■ Material for the task ■
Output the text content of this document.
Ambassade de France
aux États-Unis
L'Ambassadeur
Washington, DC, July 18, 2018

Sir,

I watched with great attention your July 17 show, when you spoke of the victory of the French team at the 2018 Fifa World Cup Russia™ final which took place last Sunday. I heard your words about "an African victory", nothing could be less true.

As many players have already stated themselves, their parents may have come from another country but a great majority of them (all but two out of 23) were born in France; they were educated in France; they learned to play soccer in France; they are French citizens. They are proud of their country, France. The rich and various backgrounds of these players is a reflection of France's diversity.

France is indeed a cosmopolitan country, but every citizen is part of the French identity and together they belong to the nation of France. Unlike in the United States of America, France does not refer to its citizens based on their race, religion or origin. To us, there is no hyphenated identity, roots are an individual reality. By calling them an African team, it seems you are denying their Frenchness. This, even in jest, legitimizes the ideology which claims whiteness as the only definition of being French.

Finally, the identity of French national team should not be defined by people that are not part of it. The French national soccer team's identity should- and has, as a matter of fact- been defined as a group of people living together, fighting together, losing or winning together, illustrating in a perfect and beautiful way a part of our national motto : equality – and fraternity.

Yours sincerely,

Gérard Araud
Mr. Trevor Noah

■ Aim of the exercise ■
Wherever the string "great" appears in the entries above, list that line.

■ Output for this task ■
I watched with great attention your July 17 show, when you spoke of the victory of the French team at the 2018 Fifa World Cup Russia™ final which took place last Sunday. I heard your words about "an African victory", nothing could be less true.
As many players have already stated themselves, their parents may have come from another country but a great majority of them (all but two out of 23) were born in France; they were educated in France; they learned to play soccer in France; they are French citizens. They are proud of their country, France. The rich and various backgrounds of these players is a reflection of France's diversity.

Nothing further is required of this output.